- The request: Transcribe all the entries word for word, omitting any pictures they contain.

[Begin Given information]

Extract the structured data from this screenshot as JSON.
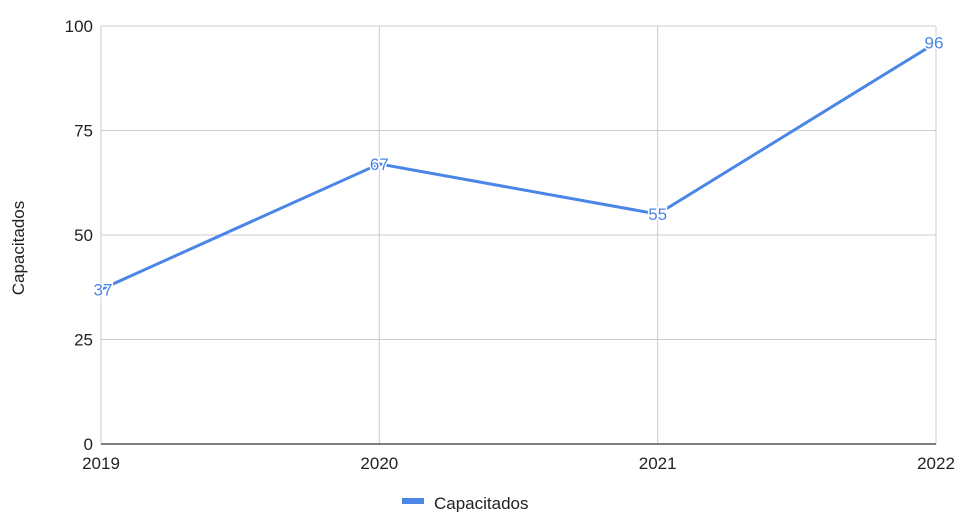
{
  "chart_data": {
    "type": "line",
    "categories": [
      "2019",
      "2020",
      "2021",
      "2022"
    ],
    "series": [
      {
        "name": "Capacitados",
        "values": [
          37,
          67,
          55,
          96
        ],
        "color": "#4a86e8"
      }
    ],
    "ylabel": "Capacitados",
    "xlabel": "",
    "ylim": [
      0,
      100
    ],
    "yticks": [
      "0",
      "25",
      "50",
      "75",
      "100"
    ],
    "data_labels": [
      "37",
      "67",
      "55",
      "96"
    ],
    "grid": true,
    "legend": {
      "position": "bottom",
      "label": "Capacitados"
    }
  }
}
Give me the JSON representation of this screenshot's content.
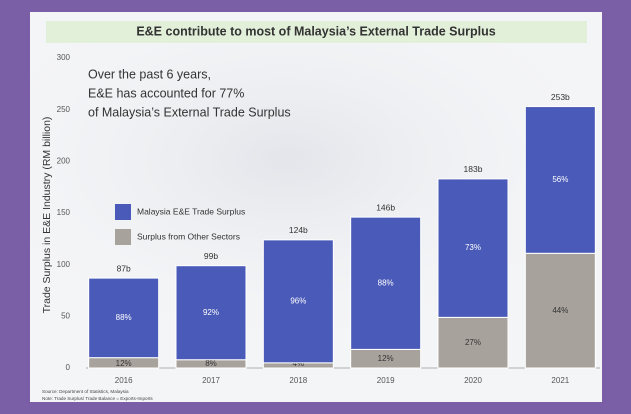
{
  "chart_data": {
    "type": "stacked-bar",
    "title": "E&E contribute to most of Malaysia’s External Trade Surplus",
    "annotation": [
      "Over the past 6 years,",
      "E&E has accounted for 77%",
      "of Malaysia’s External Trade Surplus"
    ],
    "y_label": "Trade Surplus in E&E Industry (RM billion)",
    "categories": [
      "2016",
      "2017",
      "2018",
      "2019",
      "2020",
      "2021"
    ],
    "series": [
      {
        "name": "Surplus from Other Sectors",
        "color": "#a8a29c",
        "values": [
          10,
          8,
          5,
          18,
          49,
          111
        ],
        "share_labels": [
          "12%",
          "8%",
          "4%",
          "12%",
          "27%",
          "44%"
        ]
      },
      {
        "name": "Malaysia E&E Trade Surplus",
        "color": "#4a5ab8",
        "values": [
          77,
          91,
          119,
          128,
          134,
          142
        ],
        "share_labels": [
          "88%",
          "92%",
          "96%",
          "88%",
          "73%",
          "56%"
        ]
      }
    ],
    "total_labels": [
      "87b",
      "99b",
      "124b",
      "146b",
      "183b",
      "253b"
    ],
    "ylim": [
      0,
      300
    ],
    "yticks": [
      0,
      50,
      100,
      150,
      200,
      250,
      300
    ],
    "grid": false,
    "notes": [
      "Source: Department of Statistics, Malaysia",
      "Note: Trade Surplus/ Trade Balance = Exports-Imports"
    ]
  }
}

[End Given information]

- Reply:
Extract the structured data from this screenshot as JSON.
{
  "chart_data": {
    "type": "line",
    "categories": [
      "2019",
      "2020",
      "2021",
      "2022"
    ],
    "series": [
      {
        "name": "Capacitados",
        "values": [
          37,
          67,
          55,
          96
        ],
        "color": "#4a86e8"
      }
    ],
    "ylabel": "Capacitados",
    "xlabel": "",
    "ylim": [
      0,
      100
    ],
    "yticks": [
      "0",
      "25",
      "50",
      "75",
      "100"
    ],
    "data_labels": [
      "37",
      "67",
      "55",
      "96"
    ],
    "grid": true,
    "legend": {
      "position": "bottom",
      "label": "Capacitados"
    }
  }
}
Give me the JSON representation of this screenshot's content.
{
  "chart_data": {
    "type": "stacked-bar",
    "title": "E&E contribute to most of Malaysia’s External Trade Surplus",
    "annotation": [
      "Over the past 6 years,",
      "E&E has accounted for 77%",
      "of Malaysia’s External Trade Surplus"
    ],
    "y_label": "Trade Surplus in E&E Industry (RM billion)",
    "categories": [
      "2016",
      "2017",
      "2018",
      "2019",
      "2020",
      "2021"
    ],
    "series": [
      {
        "name": "Surplus from Other Sectors",
        "color": "#a8a29c",
        "values": [
          10,
          8,
          5,
          18,
          49,
          111
        ],
        "share_labels": [
          "12%",
          "8%",
          "4%",
          "12%",
          "27%",
          "44%"
        ]
      },
      {
        "name": "Malaysia E&E Trade Surplus",
        "color": "#4a5ab8",
        "values": [
          77,
          91,
          119,
          128,
          134,
          142
        ],
        "share_labels": [
          "88%",
          "92%",
          "96%",
          "88%",
          "73%",
          "56%"
        ]
      }
    ],
    "total_labels": [
      "87b",
      "99b",
      "124b",
      "146b",
      "183b",
      "253b"
    ],
    "ylim": [
      0,
      300
    ],
    "yticks": [
      0,
      50,
      100,
      150,
      200,
      250,
      300
    ],
    "grid": false,
    "notes": [
      "Source: Department of Statistics, Malaysia",
      "Note: Trade Surplus/ Trade Balance = Exports-Imports"
    ]
  }
}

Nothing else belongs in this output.